#### Given request
Extract every entry word for word. Skip the pictures.

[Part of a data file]
:::

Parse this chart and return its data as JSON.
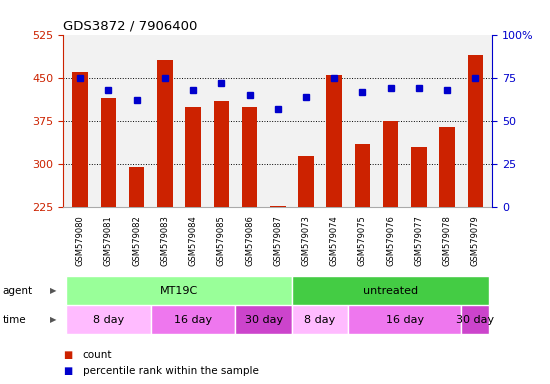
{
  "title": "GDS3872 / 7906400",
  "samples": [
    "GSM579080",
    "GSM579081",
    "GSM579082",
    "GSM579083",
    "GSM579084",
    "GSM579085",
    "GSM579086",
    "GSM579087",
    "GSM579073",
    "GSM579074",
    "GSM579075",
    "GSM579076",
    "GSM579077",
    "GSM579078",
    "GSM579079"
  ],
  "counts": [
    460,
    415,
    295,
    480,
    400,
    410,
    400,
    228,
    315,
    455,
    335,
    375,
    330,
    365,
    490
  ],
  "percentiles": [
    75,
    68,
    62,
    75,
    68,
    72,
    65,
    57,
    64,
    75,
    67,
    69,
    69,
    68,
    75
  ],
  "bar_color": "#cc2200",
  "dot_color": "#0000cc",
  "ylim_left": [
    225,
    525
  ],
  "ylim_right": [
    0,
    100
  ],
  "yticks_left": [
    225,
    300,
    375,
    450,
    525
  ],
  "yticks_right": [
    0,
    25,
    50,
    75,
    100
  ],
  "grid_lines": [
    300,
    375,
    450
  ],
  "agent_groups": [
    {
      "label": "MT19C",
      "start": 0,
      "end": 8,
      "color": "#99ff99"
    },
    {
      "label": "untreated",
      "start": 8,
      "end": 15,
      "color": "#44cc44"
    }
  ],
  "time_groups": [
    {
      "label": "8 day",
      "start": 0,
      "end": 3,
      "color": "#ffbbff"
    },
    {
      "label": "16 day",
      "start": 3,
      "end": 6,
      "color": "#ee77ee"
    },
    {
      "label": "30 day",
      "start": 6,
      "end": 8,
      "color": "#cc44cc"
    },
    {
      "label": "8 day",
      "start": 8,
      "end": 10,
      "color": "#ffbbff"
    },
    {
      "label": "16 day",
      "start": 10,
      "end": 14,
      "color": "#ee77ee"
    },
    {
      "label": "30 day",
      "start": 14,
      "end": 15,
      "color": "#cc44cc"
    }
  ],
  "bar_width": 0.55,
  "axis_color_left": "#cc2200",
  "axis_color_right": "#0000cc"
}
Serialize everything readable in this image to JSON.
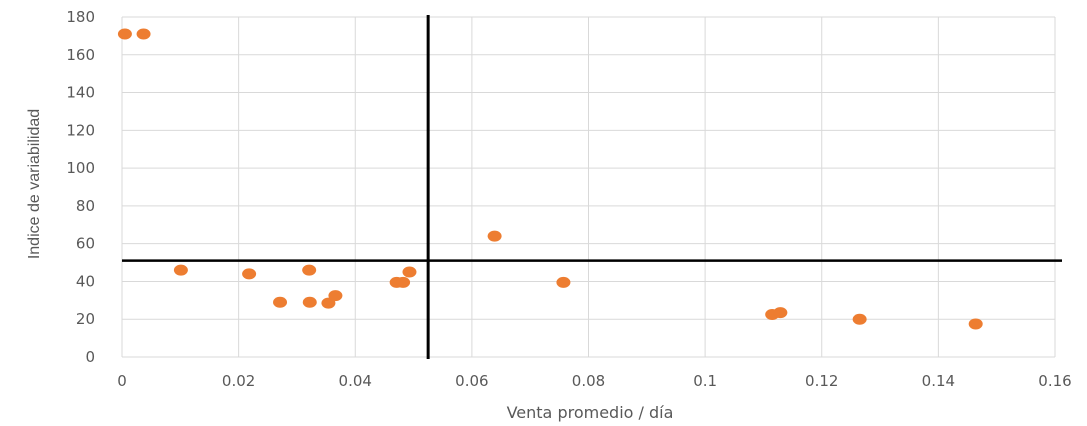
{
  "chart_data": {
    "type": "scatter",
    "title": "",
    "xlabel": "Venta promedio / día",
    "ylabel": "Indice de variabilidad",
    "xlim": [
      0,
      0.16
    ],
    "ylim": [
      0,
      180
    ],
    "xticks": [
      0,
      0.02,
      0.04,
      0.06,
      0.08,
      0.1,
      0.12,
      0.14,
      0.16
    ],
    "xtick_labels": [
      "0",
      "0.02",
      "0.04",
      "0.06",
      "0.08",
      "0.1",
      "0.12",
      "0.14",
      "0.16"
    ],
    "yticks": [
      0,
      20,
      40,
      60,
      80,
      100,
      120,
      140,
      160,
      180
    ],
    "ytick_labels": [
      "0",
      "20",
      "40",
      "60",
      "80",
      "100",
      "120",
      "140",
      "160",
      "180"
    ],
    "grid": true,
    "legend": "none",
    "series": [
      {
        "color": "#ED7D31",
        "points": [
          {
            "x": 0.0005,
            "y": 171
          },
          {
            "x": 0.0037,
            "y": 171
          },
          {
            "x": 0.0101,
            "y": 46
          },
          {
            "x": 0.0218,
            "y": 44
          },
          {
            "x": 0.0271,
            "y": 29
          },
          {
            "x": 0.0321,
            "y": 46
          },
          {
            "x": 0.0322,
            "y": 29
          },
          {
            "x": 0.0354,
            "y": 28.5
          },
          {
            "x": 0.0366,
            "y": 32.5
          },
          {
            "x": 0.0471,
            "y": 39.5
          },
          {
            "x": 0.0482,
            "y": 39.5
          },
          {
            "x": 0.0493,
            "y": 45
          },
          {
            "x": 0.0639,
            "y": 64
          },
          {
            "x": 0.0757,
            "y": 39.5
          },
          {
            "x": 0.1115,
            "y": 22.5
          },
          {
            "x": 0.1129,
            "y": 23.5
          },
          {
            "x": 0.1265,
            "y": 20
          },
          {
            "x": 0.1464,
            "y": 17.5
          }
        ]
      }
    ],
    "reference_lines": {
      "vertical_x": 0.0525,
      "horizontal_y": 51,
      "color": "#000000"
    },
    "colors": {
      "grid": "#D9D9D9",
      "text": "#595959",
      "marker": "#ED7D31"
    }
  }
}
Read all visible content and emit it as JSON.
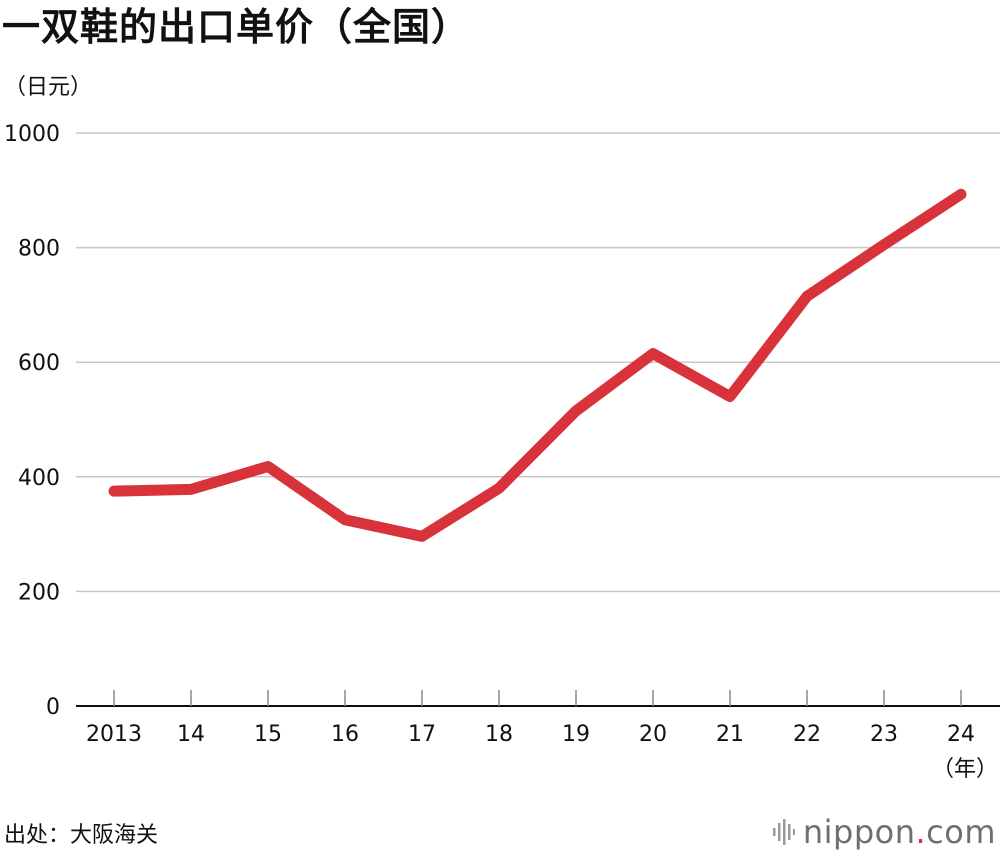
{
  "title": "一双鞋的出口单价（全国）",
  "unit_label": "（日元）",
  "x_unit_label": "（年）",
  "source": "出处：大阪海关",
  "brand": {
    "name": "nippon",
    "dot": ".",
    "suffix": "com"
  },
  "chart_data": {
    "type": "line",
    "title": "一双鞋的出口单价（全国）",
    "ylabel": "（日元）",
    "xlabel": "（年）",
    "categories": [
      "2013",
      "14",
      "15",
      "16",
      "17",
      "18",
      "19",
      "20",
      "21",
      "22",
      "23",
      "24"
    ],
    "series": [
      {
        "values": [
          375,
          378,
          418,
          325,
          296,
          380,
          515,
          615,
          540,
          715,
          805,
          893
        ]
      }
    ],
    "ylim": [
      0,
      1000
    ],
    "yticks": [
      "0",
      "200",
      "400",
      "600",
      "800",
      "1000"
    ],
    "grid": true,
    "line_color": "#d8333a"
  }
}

:::

#### Result
Parse this chart and return its data as JSON.
{
  "title": "GDS3872 / 7906400",
  "samples": [
    "GSM579080",
    "GSM579081",
    "GSM579082",
    "GSM579083",
    "GSM579084",
    "GSM579085",
    "GSM579086",
    "GSM579087",
    "GSM579073",
    "GSM579074",
    "GSM579075",
    "GSM579076",
    "GSM579077",
    "GSM579078",
    "GSM579079"
  ],
  "counts": [
    460,
    415,
    295,
    480,
    400,
    410,
    400,
    228,
    315,
    455,
    335,
    375,
    330,
    365,
    490
  ],
  "percentiles": [
    75,
    68,
    62,
    75,
    68,
    72,
    65,
    57,
    64,
    75,
    67,
    69,
    69,
    68,
    75
  ],
  "bar_color": "#cc2200",
  "dot_color": "#0000cc",
  "ylim_left": [
    225,
    525
  ],
  "ylim_right": [
    0,
    100
  ],
  "yticks_left": [
    225,
    300,
    375,
    450,
    525
  ],
  "yticks_right": [
    0,
    25,
    50,
    75,
    100
  ],
  "grid_lines": [
    300,
    375,
    450
  ],
  "agent_groups": [
    {
      "label": "MT19C",
      "start": 0,
      "end": 8,
      "color": "#99ff99"
    },
    {
      "label": "untreated",
      "start": 8,
      "end": 15,
      "color": "#44cc44"
    }
  ],
  "time_groups": [
    {
      "label": "8 day",
      "start": 0,
      "end": 3,
      "color": "#ffbbff"
    },
    {
      "label": "16 day",
      "start": 3,
      "end": 6,
      "color": "#ee77ee"
    },
    {
      "label": "30 day",
      "start": 6,
      "end": 8,
      "color": "#cc44cc"
    },
    {
      "label": "8 day",
      "start": 8,
      "end": 10,
      "color": "#ffbbff"
    },
    {
      "label": "16 day",
      "start": 10,
      "end": 14,
      "color": "#ee77ee"
    },
    {
      "label": "30 day",
      "start": 14,
      "end": 15,
      "color": "#cc44cc"
    }
  ],
  "bar_width": 0.55,
  "axis_color_left": "#cc2200",
  "axis_color_right": "#0000cc"
}
Serialize everything readable in this image to JSON.
{
  "chart_data": {
    "type": "scatter",
    "title": "",
    "xlabel": "Venta promedio / día",
    "ylabel": "Indice de variabilidad",
    "xlim": [
      0,
      0.16
    ],
    "ylim": [
      0,
      180
    ],
    "xticks": [
      0,
      0.02,
      0.04,
      0.06,
      0.08,
      0.1,
      0.12,
      0.14,
      0.16
    ],
    "xtick_labels": [
      "0",
      "0.02",
      "0.04",
      "0.06",
      "0.08",
      "0.1",
      "0.12",
      "0.14",
      "0.16"
    ],
    "yticks": [
      0,
      20,
      40,
      60,
      80,
      100,
      120,
      140,
      160,
      180
    ],
    "ytick_labels": [
      "0",
      "20",
      "40",
      "60",
      "80",
      "100",
      "120",
      "140",
      "160",
      "180"
    ],
    "grid": true,
    "legend": "none",
    "series": [
      {
        "color": "#ED7D31",
        "points": [
          {
            "x": 0.0005,
            "y": 171
          },
          {
            "x": 0.0037,
            "y": 171
          },
          {
            "x": 0.0101,
            "y": 46
          },
          {
            "x": 0.0218,
            "y": 44
          },
          {
            "x": 0.0271,
            "y": 29
          },
          {
            "x": 0.0321,
            "y": 46
          },
          {
            "x": 0.0322,
            "y": 29
          },
          {
            "x": 0.0354,
            "y": 28.5
          },
          {
            "x": 0.0366,
            "y": 32.5
          },
          {
            "x": 0.0471,
            "y": 39.5
          },
          {
            "x": 0.0482,
            "y": 39.5
          },
          {
            "x": 0.0493,
            "y": 45
          },
          {
            "x": 0.0639,
            "y": 64
          },
          {
            "x": 0.0757,
            "y": 39.5
          },
          {
            "x": 0.1115,
            "y": 22.5
          },
          {
            "x": 0.1129,
            "y": 23.5
          },
          {
            "x": 0.1265,
            "y": 20
          },
          {
            "x": 0.1464,
            "y": 17.5
          }
        ]
      }
    ],
    "reference_lines": {
      "vertical_x": 0.0525,
      "horizontal_y": 51,
      "color": "#000000"
    },
    "colors": {
      "grid": "#D9D9D9",
      "text": "#595959",
      "marker": "#ED7D31"
    }
  }
}
Read all visible content and emit it as JSON.
{
  "title": "一双鞋的出口单价（全国）",
  "unit_label": "（日元）",
  "x_unit_label": "（年）",
  "source": "出处：大阪海关",
  "brand": {
    "name": "nippon",
    "dot": ".",
    "suffix": "com"
  },
  "chart_data": {
    "type": "line",
    "title": "一双鞋的出口单价（全国）",
    "ylabel": "（日元）",
    "xlabel": "（年）",
    "categories": [
      "2013",
      "14",
      "15",
      "16",
      "17",
      "18",
      "19",
      "20",
      "21",
      "22",
      "23",
      "24"
    ],
    "series": [
      {
        "values": [
          375,
          378,
          418,
          325,
          296,
          380,
          515,
          615,
          540,
          715,
          805,
          893
        ]
      }
    ],
    "ylim": [
      0,
      1000
    ],
    "yticks": [
      "0",
      "200",
      "400",
      "600",
      "800",
      "1000"
    ],
    "grid": true,
    "line_color": "#d8333a"
  }
}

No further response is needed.